▸ Stated goal: Read through the entries below and return each line with the word "name".

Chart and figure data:
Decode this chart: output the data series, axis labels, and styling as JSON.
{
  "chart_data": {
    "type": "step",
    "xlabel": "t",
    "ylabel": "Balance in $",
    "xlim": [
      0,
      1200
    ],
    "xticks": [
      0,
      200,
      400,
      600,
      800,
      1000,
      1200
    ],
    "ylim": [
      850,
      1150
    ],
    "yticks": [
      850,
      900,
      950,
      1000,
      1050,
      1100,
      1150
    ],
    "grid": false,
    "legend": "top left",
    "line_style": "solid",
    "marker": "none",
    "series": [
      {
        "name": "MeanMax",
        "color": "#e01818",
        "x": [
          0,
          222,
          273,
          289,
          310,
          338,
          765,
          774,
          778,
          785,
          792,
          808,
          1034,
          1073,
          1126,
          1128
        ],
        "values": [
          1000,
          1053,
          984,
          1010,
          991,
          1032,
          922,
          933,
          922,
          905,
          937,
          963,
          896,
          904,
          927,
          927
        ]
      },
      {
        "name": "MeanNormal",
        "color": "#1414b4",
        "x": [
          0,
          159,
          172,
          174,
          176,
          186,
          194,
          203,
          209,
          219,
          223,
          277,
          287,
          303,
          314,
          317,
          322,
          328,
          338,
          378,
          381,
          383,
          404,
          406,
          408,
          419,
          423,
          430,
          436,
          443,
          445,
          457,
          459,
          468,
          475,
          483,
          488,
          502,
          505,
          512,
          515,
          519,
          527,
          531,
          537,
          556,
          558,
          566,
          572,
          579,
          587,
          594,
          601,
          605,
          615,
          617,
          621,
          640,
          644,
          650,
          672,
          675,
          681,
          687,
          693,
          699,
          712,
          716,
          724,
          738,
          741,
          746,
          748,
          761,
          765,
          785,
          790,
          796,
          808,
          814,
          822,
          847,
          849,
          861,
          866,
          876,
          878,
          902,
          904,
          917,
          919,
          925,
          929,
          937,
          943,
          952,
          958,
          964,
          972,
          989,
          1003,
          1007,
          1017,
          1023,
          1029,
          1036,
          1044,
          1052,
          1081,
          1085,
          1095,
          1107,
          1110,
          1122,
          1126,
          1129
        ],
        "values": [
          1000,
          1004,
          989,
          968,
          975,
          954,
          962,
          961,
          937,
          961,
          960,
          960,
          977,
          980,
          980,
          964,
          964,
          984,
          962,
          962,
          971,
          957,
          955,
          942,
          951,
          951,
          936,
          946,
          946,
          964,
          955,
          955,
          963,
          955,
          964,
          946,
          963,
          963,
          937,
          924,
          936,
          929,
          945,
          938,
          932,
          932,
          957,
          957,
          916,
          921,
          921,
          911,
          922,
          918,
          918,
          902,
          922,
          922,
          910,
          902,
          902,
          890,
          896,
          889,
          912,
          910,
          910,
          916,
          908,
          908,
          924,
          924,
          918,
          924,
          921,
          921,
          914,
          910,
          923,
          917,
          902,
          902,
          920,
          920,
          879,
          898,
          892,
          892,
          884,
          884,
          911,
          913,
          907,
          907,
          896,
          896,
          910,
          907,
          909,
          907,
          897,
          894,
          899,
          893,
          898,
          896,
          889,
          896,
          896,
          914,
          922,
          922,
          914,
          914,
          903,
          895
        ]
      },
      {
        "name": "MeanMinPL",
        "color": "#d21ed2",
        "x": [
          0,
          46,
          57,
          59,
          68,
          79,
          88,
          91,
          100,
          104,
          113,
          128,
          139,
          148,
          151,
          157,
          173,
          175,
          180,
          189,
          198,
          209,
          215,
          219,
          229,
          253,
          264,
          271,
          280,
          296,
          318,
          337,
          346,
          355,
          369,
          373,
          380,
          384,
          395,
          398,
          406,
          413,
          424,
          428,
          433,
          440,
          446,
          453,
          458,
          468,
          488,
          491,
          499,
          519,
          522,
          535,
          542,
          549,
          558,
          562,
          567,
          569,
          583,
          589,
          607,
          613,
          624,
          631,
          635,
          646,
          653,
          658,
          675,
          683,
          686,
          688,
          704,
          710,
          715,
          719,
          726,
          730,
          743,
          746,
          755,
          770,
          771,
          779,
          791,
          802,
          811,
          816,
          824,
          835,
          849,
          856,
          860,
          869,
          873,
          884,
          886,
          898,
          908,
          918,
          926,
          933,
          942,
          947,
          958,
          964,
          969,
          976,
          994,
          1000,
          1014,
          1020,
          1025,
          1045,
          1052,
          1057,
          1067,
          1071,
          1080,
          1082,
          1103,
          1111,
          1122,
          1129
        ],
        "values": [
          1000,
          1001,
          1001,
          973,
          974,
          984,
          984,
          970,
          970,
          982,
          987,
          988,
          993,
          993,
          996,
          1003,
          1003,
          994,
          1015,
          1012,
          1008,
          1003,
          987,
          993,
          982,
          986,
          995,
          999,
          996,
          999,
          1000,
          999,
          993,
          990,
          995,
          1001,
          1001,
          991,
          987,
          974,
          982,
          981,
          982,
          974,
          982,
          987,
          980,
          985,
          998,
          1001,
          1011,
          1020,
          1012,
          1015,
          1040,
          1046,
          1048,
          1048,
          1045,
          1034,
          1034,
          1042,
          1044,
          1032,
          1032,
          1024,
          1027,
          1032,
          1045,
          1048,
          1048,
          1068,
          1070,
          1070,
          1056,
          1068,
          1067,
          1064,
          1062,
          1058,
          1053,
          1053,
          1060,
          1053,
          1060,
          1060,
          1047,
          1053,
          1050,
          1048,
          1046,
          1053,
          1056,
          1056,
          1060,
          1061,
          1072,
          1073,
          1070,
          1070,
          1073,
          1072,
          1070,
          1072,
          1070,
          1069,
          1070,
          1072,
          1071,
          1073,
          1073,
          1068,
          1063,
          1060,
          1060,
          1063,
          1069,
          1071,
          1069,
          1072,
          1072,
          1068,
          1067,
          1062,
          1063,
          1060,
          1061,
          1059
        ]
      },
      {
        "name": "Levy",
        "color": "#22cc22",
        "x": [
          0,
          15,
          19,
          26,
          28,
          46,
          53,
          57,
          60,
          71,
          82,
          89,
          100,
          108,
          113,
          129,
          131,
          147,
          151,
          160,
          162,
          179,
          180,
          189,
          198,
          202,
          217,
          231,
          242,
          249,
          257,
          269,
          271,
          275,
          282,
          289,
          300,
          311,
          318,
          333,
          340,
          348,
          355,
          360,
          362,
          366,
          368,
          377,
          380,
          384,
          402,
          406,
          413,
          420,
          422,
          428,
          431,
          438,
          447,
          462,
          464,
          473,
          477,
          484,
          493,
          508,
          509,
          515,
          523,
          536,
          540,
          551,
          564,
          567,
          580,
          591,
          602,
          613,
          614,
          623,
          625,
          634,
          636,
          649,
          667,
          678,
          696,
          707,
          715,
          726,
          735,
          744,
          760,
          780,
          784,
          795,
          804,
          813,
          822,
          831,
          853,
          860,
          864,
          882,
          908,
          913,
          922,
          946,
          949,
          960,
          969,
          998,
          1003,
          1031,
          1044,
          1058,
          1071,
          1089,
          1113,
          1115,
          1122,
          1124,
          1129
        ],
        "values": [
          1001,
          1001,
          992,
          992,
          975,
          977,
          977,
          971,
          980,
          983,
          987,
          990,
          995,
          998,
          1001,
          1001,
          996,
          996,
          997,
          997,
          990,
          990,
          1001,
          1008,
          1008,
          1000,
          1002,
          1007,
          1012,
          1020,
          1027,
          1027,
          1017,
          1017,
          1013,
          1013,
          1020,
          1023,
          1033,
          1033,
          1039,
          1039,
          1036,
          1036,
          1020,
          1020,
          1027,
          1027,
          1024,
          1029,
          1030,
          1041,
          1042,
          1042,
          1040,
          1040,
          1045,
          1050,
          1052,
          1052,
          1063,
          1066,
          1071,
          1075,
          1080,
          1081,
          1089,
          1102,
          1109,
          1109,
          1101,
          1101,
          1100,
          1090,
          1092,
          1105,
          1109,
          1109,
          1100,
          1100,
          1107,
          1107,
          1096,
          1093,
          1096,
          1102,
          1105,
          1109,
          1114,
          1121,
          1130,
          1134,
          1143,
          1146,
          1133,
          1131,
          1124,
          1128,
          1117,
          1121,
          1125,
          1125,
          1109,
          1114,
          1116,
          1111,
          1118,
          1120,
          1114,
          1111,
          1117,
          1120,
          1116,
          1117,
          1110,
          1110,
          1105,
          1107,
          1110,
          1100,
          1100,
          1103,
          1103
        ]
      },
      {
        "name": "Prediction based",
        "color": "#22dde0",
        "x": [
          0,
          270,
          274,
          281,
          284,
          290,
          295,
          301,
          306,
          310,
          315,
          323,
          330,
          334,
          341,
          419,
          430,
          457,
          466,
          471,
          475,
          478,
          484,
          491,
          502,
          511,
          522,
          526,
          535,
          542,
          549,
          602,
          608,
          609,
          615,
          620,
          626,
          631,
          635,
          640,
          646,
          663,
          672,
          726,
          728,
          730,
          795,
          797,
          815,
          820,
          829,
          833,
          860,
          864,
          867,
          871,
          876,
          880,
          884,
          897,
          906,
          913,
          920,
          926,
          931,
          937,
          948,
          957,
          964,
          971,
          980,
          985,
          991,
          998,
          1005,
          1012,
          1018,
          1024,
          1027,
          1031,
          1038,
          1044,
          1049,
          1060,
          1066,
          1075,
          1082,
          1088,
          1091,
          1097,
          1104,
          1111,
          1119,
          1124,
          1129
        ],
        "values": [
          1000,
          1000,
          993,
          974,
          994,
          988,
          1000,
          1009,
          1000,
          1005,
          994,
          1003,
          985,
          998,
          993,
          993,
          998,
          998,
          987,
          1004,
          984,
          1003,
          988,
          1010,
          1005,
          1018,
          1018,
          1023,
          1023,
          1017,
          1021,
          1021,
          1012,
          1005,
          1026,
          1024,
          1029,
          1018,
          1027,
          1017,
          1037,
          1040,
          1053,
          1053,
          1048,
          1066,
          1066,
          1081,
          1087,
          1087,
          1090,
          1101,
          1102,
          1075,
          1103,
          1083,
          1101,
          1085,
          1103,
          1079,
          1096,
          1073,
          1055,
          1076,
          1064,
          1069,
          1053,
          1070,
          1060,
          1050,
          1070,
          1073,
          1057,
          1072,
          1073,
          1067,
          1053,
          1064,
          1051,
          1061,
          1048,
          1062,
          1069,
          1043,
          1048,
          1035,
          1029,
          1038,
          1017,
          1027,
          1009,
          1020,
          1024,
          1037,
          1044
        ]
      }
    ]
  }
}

▸ Answer to the exercise:
        "name": "MeanMax",
        "name": "MeanNormal",
        "name": "MeanMinPL",
        "name": "Levy",
        "name": "Prediction based",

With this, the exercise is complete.